Short problem:
Go through the listing and return every line with "crit" in it.

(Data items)
<<<<
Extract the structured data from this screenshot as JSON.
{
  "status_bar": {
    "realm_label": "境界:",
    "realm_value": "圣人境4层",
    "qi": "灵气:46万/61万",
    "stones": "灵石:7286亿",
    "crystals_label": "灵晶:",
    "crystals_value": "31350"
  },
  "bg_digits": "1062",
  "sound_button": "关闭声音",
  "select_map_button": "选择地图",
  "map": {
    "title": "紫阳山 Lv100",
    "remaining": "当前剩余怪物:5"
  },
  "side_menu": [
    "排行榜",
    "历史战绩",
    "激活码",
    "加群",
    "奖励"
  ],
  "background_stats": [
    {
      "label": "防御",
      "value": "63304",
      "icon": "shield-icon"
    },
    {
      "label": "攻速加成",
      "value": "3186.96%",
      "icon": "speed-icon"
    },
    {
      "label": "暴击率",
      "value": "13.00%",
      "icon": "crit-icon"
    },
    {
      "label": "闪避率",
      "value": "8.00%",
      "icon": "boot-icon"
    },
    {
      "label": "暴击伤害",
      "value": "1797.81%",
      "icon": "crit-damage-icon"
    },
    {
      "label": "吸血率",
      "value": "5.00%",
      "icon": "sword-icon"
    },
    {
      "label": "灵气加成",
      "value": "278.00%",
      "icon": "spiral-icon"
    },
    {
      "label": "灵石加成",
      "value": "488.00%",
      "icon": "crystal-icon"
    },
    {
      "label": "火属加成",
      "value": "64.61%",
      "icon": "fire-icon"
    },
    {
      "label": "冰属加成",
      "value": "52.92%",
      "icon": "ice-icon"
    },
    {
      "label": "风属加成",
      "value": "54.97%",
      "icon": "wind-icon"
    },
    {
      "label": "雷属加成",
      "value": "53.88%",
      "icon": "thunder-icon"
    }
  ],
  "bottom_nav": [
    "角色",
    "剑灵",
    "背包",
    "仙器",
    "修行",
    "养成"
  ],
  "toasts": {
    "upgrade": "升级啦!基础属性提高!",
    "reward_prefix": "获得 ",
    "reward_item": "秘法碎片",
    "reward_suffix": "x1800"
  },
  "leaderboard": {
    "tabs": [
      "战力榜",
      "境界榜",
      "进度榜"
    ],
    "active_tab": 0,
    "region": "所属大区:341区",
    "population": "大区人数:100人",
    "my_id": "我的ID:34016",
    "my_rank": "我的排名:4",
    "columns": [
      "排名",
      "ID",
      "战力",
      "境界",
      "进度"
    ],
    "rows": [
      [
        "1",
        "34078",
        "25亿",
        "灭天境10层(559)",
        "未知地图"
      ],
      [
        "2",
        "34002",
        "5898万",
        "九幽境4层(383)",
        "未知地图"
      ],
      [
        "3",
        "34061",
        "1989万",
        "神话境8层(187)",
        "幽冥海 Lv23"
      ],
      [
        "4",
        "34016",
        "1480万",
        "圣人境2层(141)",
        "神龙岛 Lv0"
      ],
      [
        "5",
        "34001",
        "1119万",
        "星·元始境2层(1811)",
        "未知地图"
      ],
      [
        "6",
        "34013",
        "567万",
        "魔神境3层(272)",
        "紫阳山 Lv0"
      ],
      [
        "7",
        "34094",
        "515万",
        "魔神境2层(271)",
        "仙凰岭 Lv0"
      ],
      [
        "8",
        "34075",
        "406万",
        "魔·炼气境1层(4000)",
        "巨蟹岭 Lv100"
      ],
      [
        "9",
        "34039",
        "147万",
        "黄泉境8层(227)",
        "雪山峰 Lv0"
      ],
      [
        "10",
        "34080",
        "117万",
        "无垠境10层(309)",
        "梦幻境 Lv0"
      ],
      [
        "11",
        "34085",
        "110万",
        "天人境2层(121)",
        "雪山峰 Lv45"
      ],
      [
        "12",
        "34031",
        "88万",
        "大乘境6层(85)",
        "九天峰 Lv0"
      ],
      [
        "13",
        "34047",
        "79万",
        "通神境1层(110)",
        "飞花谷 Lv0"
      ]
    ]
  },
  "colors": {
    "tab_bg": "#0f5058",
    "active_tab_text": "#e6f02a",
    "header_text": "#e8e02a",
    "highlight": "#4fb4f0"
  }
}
>>>>
Worked solution:
      "icon": "crit-icon"
      "icon": "crit-damage-icon"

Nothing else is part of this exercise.